**DATA EXTRACT**
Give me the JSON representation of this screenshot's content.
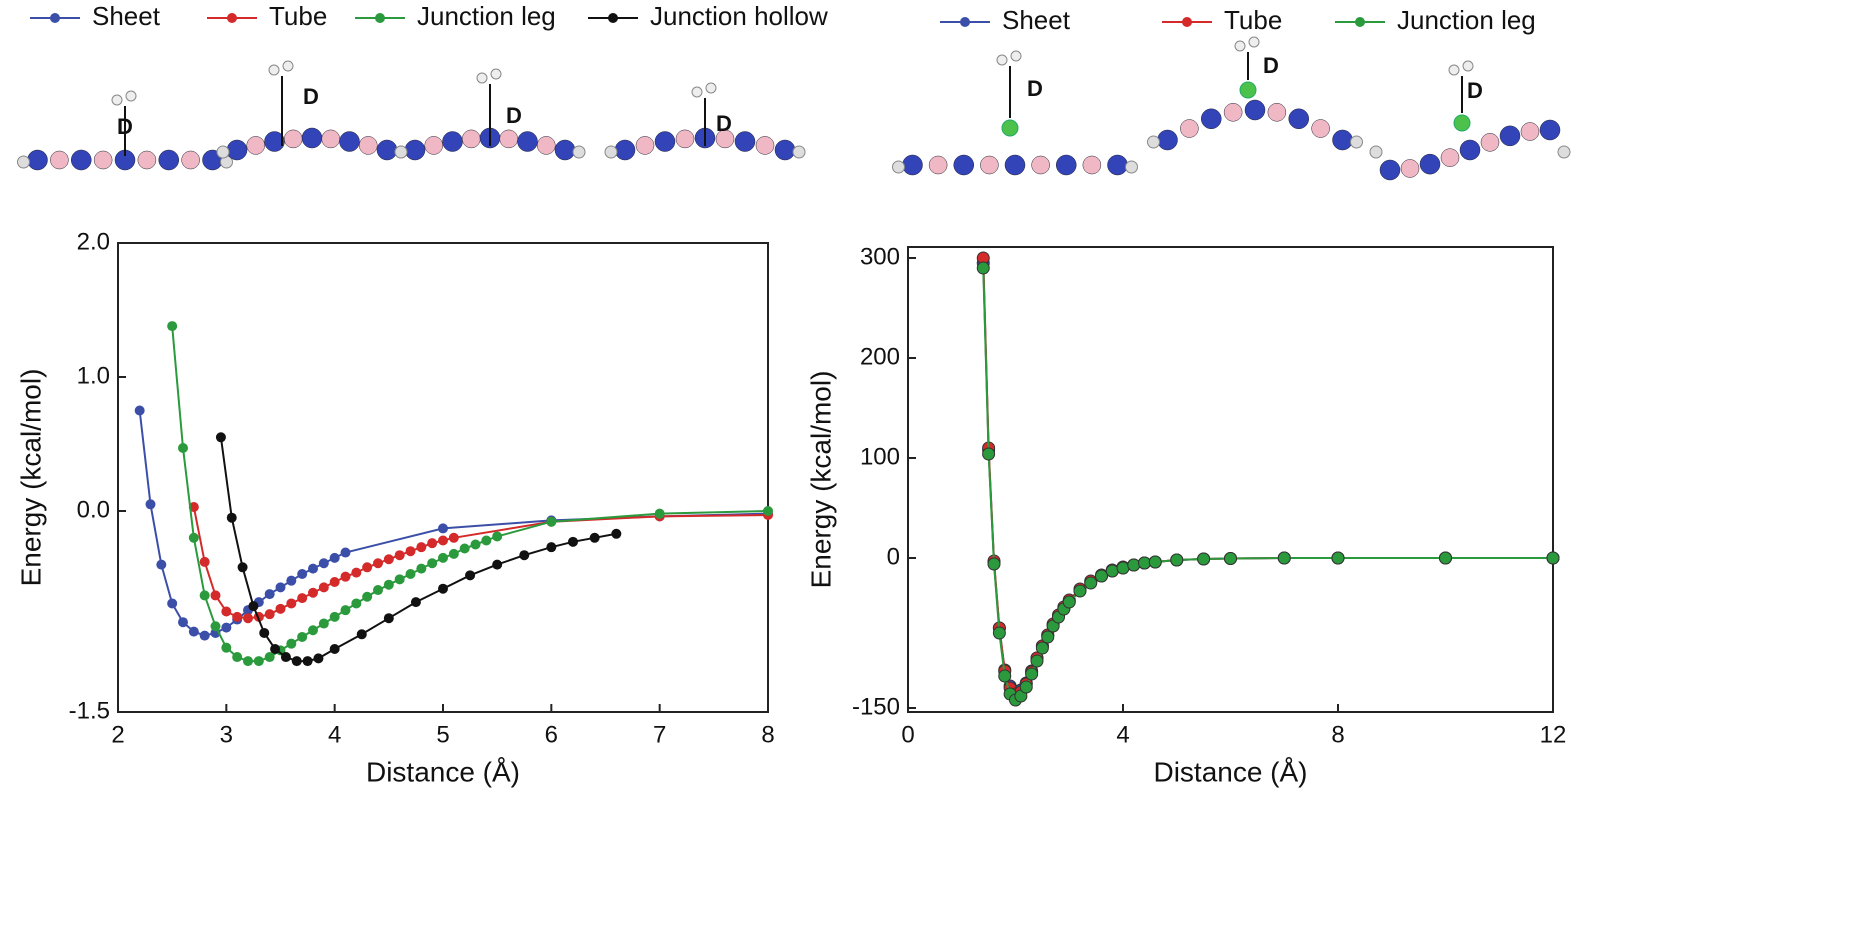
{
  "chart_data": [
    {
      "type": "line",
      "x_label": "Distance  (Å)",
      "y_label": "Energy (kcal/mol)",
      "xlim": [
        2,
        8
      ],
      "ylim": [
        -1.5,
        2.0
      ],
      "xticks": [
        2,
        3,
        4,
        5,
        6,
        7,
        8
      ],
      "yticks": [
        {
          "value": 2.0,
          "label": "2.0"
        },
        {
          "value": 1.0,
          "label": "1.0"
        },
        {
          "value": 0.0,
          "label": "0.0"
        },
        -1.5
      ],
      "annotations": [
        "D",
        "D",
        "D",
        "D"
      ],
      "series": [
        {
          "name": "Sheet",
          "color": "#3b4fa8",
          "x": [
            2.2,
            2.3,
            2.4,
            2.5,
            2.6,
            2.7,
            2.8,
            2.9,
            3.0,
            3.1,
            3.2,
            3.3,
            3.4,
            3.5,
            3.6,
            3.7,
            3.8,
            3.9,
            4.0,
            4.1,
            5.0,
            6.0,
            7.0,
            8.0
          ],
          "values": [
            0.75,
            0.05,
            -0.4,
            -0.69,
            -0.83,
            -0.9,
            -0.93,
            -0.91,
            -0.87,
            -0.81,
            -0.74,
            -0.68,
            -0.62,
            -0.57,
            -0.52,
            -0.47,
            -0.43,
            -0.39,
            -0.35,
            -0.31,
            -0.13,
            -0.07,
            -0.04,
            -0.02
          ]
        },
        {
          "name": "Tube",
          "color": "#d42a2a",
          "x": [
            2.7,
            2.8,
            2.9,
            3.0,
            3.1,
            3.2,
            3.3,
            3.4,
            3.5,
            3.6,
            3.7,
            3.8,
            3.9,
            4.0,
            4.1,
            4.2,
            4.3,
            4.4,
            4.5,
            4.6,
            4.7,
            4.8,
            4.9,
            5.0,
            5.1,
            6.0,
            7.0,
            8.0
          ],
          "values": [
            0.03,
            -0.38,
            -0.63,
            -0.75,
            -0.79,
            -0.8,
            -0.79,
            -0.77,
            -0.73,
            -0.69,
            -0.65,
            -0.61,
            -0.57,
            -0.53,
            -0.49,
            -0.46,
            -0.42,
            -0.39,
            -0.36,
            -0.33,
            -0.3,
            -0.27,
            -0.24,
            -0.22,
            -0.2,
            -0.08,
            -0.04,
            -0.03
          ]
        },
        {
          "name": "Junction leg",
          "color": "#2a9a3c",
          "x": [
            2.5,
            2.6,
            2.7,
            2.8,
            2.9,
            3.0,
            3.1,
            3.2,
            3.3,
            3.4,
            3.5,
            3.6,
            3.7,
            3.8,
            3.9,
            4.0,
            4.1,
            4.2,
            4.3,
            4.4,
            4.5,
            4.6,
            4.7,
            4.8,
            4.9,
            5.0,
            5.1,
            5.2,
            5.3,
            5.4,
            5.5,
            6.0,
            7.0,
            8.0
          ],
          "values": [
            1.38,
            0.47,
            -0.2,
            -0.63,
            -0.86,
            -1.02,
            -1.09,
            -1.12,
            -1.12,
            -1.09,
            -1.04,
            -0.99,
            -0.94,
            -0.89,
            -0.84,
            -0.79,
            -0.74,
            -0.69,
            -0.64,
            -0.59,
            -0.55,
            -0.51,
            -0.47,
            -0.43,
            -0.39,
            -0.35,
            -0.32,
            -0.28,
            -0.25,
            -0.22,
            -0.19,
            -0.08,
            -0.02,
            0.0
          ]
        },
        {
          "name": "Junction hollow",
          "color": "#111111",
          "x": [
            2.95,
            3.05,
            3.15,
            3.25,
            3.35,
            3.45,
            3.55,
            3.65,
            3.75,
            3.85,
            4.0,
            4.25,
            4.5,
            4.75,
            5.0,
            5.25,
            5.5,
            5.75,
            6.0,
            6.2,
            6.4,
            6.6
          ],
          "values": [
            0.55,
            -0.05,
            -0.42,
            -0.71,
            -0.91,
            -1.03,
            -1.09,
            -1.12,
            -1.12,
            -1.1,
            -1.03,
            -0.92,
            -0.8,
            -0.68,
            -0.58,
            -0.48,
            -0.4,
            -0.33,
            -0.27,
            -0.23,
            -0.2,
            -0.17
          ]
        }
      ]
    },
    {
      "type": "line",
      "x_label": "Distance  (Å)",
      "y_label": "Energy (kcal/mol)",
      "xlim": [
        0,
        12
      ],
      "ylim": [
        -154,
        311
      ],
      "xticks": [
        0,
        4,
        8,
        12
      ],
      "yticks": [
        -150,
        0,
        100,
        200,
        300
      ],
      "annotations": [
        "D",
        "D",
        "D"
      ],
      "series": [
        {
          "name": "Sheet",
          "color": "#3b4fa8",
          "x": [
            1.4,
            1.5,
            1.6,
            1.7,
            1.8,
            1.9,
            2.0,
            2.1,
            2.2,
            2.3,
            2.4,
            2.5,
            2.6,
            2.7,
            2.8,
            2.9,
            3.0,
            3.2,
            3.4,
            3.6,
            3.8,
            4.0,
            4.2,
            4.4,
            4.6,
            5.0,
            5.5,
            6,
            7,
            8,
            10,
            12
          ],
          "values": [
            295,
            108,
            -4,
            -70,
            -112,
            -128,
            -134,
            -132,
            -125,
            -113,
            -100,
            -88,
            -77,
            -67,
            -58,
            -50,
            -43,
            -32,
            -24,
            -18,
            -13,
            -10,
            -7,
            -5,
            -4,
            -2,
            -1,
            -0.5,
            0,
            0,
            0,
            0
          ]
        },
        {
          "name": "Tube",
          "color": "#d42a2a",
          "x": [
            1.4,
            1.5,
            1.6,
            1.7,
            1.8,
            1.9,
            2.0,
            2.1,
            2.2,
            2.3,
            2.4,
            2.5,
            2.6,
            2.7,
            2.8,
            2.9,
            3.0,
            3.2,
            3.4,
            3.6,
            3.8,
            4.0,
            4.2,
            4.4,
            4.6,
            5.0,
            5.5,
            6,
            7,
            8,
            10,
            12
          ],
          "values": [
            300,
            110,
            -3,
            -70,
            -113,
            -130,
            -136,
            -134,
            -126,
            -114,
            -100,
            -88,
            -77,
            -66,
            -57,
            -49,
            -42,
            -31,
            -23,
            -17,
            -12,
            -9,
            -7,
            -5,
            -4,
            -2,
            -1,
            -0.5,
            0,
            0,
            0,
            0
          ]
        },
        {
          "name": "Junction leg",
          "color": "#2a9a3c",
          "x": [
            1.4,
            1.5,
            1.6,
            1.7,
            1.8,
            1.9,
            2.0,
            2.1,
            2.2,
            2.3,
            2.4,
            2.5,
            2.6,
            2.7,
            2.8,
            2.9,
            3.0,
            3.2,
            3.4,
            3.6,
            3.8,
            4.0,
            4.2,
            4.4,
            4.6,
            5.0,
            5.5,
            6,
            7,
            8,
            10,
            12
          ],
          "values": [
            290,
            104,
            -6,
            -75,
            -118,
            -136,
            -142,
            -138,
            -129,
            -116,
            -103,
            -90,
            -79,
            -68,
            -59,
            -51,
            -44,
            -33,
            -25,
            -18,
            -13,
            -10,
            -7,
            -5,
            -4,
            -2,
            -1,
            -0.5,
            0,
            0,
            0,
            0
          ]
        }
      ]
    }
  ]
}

**WORK TO COMPLETE**
Copy the material shown above in full and exactly. Skip the pictures.

**OUTPUT OF THE EXERCISE**
Give me the JSON representation of this screenshot's content.
{
  "chart_data": [
    {
      "type": "line",
      "x_label": "Distance  (Å)",
      "y_label": "Energy (kcal/mol)",
      "xlim": [
        2,
        8
      ],
      "ylim": [
        -1.5,
        2.0
      ],
      "xticks": [
        2,
        3,
        4,
        5,
        6,
        7,
        8
      ],
      "yticks": [
        {
          "value": 2.0,
          "label": "2.0"
        },
        {
          "value": 1.0,
          "label": "1.0"
        },
        {
          "value": 0.0,
          "label": "0.0"
        },
        -1.5
      ],
      "annotations": [
        "D",
        "D",
        "D",
        "D"
      ],
      "series": [
        {
          "name": "Sheet",
          "color": "#3b4fa8",
          "x": [
            2.2,
            2.3,
            2.4,
            2.5,
            2.6,
            2.7,
            2.8,
            2.9,
            3.0,
            3.1,
            3.2,
            3.3,
            3.4,
            3.5,
            3.6,
            3.7,
            3.8,
            3.9,
            4.0,
            4.1,
            5.0,
            6.0,
            7.0,
            8.0
          ],
          "values": [
            0.75,
            0.05,
            -0.4,
            -0.69,
            -0.83,
            -0.9,
            -0.93,
            -0.91,
            -0.87,
            -0.81,
            -0.74,
            -0.68,
            -0.62,
            -0.57,
            -0.52,
            -0.47,
            -0.43,
            -0.39,
            -0.35,
            -0.31,
            -0.13,
            -0.07,
            -0.04,
            -0.02
          ]
        },
        {
          "name": "Tube",
          "color": "#d42a2a",
          "x": [
            2.7,
            2.8,
            2.9,
            3.0,
            3.1,
            3.2,
            3.3,
            3.4,
            3.5,
            3.6,
            3.7,
            3.8,
            3.9,
            4.0,
            4.1,
            4.2,
            4.3,
            4.4,
            4.5,
            4.6,
            4.7,
            4.8,
            4.9,
            5.0,
            5.1,
            6.0,
            7.0,
            8.0
          ],
          "values": [
            0.03,
            -0.38,
            -0.63,
            -0.75,
            -0.79,
            -0.8,
            -0.79,
            -0.77,
            -0.73,
            -0.69,
            -0.65,
            -0.61,
            -0.57,
            -0.53,
            -0.49,
            -0.46,
            -0.42,
            -0.39,
            -0.36,
            -0.33,
            -0.3,
            -0.27,
            -0.24,
            -0.22,
            -0.2,
            -0.08,
            -0.04,
            -0.03
          ]
        },
        {
          "name": "Junction leg",
          "color": "#2a9a3c",
          "x": [
            2.5,
            2.6,
            2.7,
            2.8,
            2.9,
            3.0,
            3.1,
            3.2,
            3.3,
            3.4,
            3.5,
            3.6,
            3.7,
            3.8,
            3.9,
            4.0,
            4.1,
            4.2,
            4.3,
            4.4,
            4.5,
            4.6,
            4.7,
            4.8,
            4.9,
            5.0,
            5.1,
            5.2,
            5.3,
            5.4,
            5.5,
            6.0,
            7.0,
            8.0
          ],
          "values": [
            1.38,
            0.47,
            -0.2,
            -0.63,
            -0.86,
            -1.02,
            -1.09,
            -1.12,
            -1.12,
            -1.09,
            -1.04,
            -0.99,
            -0.94,
            -0.89,
            -0.84,
            -0.79,
            -0.74,
            -0.69,
            -0.64,
            -0.59,
            -0.55,
            -0.51,
            -0.47,
            -0.43,
            -0.39,
            -0.35,
            -0.32,
            -0.28,
            -0.25,
            -0.22,
            -0.19,
            -0.08,
            -0.02,
            0.0
          ]
        },
        {
          "name": "Junction hollow",
          "color": "#111111",
          "x": [
            2.95,
            3.05,
            3.15,
            3.25,
            3.35,
            3.45,
            3.55,
            3.65,
            3.75,
            3.85,
            4.0,
            4.25,
            4.5,
            4.75,
            5.0,
            5.25,
            5.5,
            5.75,
            6.0,
            6.2,
            6.4,
            6.6
          ],
          "values": [
            0.55,
            -0.05,
            -0.42,
            -0.71,
            -0.91,
            -1.03,
            -1.09,
            -1.12,
            -1.12,
            -1.1,
            -1.03,
            -0.92,
            -0.8,
            -0.68,
            -0.58,
            -0.48,
            -0.4,
            -0.33,
            -0.27,
            -0.23,
            -0.2,
            -0.17
          ]
        }
      ]
    },
    {
      "type": "line",
      "x_label": "Distance  (Å)",
      "y_label": "Energy (kcal/mol)",
      "xlim": [
        0,
        12
      ],
      "ylim": [
        -154,
        311
      ],
      "xticks": [
        0,
        4,
        8,
        12
      ],
      "yticks": [
        -150,
        0,
        100,
        200,
        300
      ],
      "annotations": [
        "D",
        "D",
        "D"
      ],
      "series": [
        {
          "name": "Sheet",
          "color": "#3b4fa8",
          "x": [
            1.4,
            1.5,
            1.6,
            1.7,
            1.8,
            1.9,
            2.0,
            2.1,
            2.2,
            2.3,
            2.4,
            2.5,
            2.6,
            2.7,
            2.8,
            2.9,
            3.0,
            3.2,
            3.4,
            3.6,
            3.8,
            4.0,
            4.2,
            4.4,
            4.6,
            5.0,
            5.5,
            6,
            7,
            8,
            10,
            12
          ],
          "values": [
            295,
            108,
            -4,
            -70,
            -112,
            -128,
            -134,
            -132,
            -125,
            -113,
            -100,
            -88,
            -77,
            -67,
            -58,
            -50,
            -43,
            -32,
            -24,
            -18,
            -13,
            -10,
            -7,
            -5,
            -4,
            -2,
            -1,
            -0.5,
            0,
            0,
            0,
            0
          ]
        },
        {
          "name": "Tube",
          "color": "#d42a2a",
          "x": [
            1.4,
            1.5,
            1.6,
            1.7,
            1.8,
            1.9,
            2.0,
            2.1,
            2.2,
            2.3,
            2.4,
            2.5,
            2.6,
            2.7,
            2.8,
            2.9,
            3.0,
            3.2,
            3.4,
            3.6,
            3.8,
            4.0,
            4.2,
            4.4,
            4.6,
            5.0,
            5.5,
            6,
            7,
            8,
            10,
            12
          ],
          "values": [
            300,
            110,
            -3,
            -70,
            -113,
            -130,
            -136,
            -134,
            -126,
            -114,
            -100,
            -88,
            -77,
            -66,
            -57,
            -49,
            -42,
            -31,
            -23,
            -17,
            -12,
            -9,
            -7,
            -5,
            -4,
            -2,
            -1,
            -0.5,
            0,
            0,
            0,
            0
          ]
        },
        {
          "name": "Junction leg",
          "color": "#2a9a3c",
          "x": [
            1.4,
            1.5,
            1.6,
            1.7,
            1.8,
            1.9,
            2.0,
            2.1,
            2.2,
            2.3,
            2.4,
            2.5,
            2.6,
            2.7,
            2.8,
            2.9,
            3.0,
            3.2,
            3.4,
            3.6,
            3.8,
            4.0,
            4.2,
            4.4,
            4.6,
            5.0,
            5.5,
            6,
            7,
            8,
            10,
            12
          ],
          "values": [
            290,
            104,
            -6,
            -75,
            -118,
            -136,
            -142,
            -138,
            -129,
            -116,
            -103,
            -90,
            -79,
            -68,
            -59,
            -51,
            -44,
            -33,
            -25,
            -18,
            -13,
            -10,
            -7,
            -5,
            -4,
            -2,
            -1,
            -0.5,
            0,
            0,
            0,
            0
          ]
        }
      ]
    }
  ]
}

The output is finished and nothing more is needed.